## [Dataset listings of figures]

□ □ □

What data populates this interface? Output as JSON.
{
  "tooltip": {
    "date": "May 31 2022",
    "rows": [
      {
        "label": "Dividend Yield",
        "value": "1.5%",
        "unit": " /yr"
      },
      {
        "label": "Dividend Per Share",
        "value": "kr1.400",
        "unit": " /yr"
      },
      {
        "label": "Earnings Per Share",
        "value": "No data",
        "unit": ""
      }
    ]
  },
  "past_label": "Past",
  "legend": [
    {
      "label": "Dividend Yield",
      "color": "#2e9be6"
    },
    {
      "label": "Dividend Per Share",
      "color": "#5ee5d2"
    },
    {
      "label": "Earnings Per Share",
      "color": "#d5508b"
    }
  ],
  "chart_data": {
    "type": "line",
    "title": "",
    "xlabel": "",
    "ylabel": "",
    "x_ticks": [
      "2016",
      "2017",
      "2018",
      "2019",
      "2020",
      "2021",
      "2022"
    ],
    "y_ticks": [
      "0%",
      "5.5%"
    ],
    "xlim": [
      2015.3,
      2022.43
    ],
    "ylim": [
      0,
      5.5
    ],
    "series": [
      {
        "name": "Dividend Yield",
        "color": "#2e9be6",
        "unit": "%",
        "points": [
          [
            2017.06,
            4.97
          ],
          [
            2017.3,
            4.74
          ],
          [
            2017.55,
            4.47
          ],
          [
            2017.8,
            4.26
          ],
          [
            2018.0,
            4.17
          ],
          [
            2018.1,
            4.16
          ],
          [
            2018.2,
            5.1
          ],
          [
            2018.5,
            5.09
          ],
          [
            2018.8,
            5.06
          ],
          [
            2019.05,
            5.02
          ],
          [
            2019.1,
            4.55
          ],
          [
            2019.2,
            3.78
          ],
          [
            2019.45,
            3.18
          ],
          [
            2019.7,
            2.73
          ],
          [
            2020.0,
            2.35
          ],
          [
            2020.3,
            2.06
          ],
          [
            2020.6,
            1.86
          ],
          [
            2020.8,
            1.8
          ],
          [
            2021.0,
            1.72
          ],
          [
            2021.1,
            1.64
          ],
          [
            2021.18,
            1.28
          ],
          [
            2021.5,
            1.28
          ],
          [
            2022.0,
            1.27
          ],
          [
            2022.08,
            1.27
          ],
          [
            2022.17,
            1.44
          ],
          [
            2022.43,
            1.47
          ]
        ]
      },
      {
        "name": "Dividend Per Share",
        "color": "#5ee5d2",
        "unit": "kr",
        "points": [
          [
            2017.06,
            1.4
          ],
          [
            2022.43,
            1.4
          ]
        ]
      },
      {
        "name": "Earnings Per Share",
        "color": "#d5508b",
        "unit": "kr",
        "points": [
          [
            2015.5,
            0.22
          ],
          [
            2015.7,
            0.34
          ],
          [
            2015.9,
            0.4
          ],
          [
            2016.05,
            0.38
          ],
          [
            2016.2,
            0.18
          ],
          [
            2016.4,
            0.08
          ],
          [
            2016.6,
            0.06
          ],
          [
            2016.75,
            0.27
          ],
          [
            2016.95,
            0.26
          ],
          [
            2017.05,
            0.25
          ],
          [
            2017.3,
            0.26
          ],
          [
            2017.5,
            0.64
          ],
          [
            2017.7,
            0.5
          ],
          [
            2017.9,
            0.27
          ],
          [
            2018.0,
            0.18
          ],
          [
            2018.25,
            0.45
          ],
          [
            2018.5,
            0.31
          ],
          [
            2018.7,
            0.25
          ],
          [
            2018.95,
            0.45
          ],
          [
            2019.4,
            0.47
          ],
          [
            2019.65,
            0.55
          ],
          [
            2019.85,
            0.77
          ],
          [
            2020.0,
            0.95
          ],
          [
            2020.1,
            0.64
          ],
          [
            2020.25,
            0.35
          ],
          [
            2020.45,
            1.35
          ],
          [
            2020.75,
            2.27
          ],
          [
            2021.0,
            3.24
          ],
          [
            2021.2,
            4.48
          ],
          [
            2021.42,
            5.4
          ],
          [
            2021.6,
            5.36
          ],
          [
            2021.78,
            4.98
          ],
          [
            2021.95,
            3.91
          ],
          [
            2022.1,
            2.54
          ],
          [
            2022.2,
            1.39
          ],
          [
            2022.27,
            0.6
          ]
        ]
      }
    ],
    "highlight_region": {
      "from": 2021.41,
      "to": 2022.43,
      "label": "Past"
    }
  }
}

□ □ □

## [THE TASK]
Reproduce the listing above verbatim, from first line to last.

## [SOLUTION]
What data populates this interface? Output as JSON.
{
  "tooltip": {
    "date": "May 31 2022",
    "rows": [
      {
        "label": "Dividend Yield",
        "value": "1.5%",
        "unit": " /yr"
      },
      {
        "label": "Dividend Per Share",
        "value": "kr1.400",
        "unit": " /yr"
      },
      {
        "label": "Earnings Per Share",
        "value": "No data",
        "unit": ""
      }
    ]
  },
  "past_label": "Past",
  "legend": [
    {
      "label": "Dividend Yield",
      "color": "#2e9be6"
    },
    {
      "label": "Dividend Per Share",
      "color": "#5ee5d2"
    },
    {
      "label": "Earnings Per Share",
      "color": "#d5508b"
    }
  ],
  "chart_data": {
    "type": "line",
    "title": "",
    "xlabel": "",
    "ylabel": "",
    "x_ticks": [
      "2016",
      "2017",
      "2018",
      "2019",
      "2020",
      "2021",
      "2022"
    ],
    "y_ticks": [
      "0%",
      "5.5%"
    ],
    "xlim": [
      2015.3,
      2022.43
    ],
    "ylim": [
      0,
      5.5
    ],
    "series": [
      {
        "name": "Dividend Yield",
        "color": "#2e9be6",
        "unit": "%",
        "points": [
          [
            2017.06,
            4.97
          ],
          [
            2017.3,
            4.74
          ],
          [
            2017.55,
            4.47
          ],
          [
            2017.8,
            4.26
          ],
          [
            2018.0,
            4.17
          ],
          [
            2018.1,
            4.16
          ],
          [
            2018.2,
            5.1
          ],
          [
            2018.5,
            5.09
          ],
          [
            2018.8,
            5.06
          ],
          [
            2019.05,
            5.02
          ],
          [
            2019.1,
            4.55
          ],
          [
            2019.2,
            3.78
          ],
          [
            2019.45,
            3.18
          ],
          [
            2019.7,
            2.73
          ],
          [
            2020.0,
            2.35
          ],
          [
            2020.3,
            2.06
          ],
          [
            2020.6,
            1.86
          ],
          [
            2020.8,
            1.8
          ],
          [
            2021.0,
            1.72
          ],
          [
            2021.1,
            1.64
          ],
          [
            2021.18,
            1.28
          ],
          [
            2021.5,
            1.28
          ],
          [
            2022.0,
            1.27
          ],
          [
            2022.08,
            1.27
          ],
          [
            2022.17,
            1.44
          ],
          [
            2022.43,
            1.47
          ]
        ]
      },
      {
        "name": "Dividend Per Share",
        "color": "#5ee5d2",
        "unit": "kr",
        "points": [
          [
            2017.06,
            1.4
          ],
          [
            2022.43,
            1.4
          ]
        ]
      },
      {
        "name": "Earnings Per Share",
        "color": "#d5508b",
        "unit": "kr",
        "points": [
          [
            2015.5,
            0.22
          ],
          [
            2015.7,
            0.34
          ],
          [
            2015.9,
            0.4
          ],
          [
            2016.05,
            0.38
          ],
          [
            2016.2,
            0.18
          ],
          [
            2016.4,
            0.08
          ],
          [
            2016.6,
            0.06
          ],
          [
            2016.75,
            0.27
          ],
          [
            2016.95,
            0.26
          ],
          [
            2017.05,
            0.25
          ],
          [
            2017.3,
            0.26
          ],
          [
            2017.5,
            0.64
          ],
          [
            2017.7,
            0.5
          ],
          [
            2017.9,
            0.27
          ],
          [
            2018.0,
            0.18
          ],
          [
            2018.25,
            0.45
          ],
          [
            2018.5,
            0.31
          ],
          [
            2018.7,
            0.25
          ],
          [
            2018.95,
            0.45
          ],
          [
            2019.4,
            0.47
          ],
          [
            2019.65,
            0.55
          ],
          [
            2019.85,
            0.77
          ],
          [
            2020.0,
            0.95
          ],
          [
            2020.1,
            0.64
          ],
          [
            2020.25,
            0.35
          ],
          [
            2020.45,
            1.35
          ],
          [
            2020.75,
            2.27
          ],
          [
            2021.0,
            3.24
          ],
          [
            2021.2,
            4.48
          ],
          [
            2021.42,
            5.4
          ],
          [
            2021.6,
            5.36
          ],
          [
            2021.78,
            4.98
          ],
          [
            2021.95,
            3.91
          ],
          [
            2022.1,
            2.54
          ],
          [
            2022.2,
            1.39
          ],
          [
            2022.27,
            0.6
          ]
        ]
      }
    ],
    "highlight_region": {
      "from": 2021.41,
      "to": 2022.43,
      "label": "Past"
    }
  }
}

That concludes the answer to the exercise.